* [Aim]: In the data below, find every line with the string "icon" and pull it out.

— start Record excerpts —

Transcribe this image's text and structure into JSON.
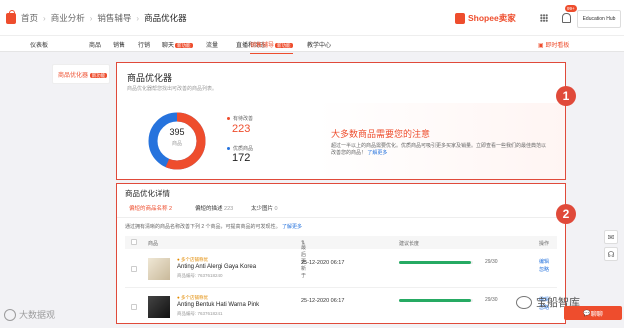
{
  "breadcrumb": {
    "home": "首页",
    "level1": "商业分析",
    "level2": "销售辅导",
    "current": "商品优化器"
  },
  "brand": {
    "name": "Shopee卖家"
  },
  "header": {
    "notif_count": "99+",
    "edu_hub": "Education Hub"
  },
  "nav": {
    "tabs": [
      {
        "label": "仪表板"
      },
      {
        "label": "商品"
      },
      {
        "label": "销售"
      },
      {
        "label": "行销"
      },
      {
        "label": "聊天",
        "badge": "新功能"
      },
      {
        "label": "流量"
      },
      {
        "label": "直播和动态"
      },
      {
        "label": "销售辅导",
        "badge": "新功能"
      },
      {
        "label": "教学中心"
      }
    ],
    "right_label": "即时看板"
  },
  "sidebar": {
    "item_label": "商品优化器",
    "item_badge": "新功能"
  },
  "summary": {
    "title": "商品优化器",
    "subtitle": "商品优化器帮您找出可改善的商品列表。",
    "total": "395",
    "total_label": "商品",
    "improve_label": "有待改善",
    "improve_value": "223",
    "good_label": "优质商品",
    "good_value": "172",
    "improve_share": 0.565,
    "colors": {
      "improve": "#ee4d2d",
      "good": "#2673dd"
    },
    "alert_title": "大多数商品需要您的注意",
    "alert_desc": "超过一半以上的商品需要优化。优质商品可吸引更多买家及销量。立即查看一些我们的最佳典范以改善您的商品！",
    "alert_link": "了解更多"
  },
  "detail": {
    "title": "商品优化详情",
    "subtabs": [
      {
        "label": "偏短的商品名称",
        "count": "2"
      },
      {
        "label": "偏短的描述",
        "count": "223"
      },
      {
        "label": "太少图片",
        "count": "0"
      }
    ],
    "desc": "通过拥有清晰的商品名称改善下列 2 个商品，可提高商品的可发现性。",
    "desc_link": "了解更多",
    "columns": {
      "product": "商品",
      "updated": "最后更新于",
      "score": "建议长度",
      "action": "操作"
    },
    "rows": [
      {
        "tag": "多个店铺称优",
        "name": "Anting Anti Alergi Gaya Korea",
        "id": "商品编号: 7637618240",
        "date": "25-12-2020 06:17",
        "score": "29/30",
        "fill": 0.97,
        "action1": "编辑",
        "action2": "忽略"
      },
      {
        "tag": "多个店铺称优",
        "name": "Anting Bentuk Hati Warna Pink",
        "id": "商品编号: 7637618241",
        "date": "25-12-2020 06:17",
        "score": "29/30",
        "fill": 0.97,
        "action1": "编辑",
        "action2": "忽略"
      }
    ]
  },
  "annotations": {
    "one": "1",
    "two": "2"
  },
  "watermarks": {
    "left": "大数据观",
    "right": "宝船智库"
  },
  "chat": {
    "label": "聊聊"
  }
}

— end Record excerpts —
— start Record excerpts —

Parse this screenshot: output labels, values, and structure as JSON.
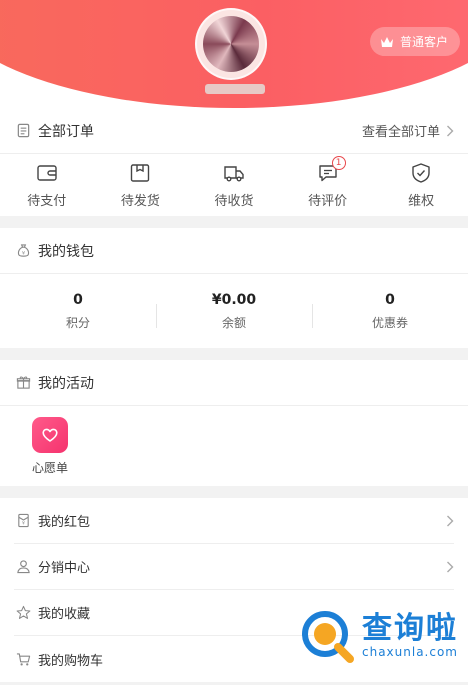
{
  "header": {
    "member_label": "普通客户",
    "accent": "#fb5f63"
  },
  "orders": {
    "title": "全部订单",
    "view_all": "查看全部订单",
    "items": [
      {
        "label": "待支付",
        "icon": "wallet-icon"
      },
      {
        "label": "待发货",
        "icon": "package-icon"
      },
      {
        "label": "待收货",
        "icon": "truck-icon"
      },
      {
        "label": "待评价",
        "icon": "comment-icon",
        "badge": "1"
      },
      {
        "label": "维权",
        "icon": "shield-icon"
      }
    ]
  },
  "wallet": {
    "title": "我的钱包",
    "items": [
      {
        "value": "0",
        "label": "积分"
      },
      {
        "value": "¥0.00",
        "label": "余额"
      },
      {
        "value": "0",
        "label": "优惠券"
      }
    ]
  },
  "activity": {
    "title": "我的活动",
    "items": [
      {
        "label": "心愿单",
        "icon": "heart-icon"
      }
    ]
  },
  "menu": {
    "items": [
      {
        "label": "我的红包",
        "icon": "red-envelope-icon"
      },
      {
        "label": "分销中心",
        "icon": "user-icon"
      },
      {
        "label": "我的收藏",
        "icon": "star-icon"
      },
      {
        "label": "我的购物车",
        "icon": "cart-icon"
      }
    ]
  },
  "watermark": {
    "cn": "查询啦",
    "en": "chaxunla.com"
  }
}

— end Record excerpts —

* [The answer]:
        "icon": "wallet-icon"
        "icon": "package-icon"
        "icon": "truck-icon"
        "icon": "comment-icon",
        "icon": "shield-icon"
        "icon": "heart-icon"
        "icon": "red-envelope-icon"
        "icon": "user-icon"
        "icon": "star-icon"
        "icon": "cart-icon"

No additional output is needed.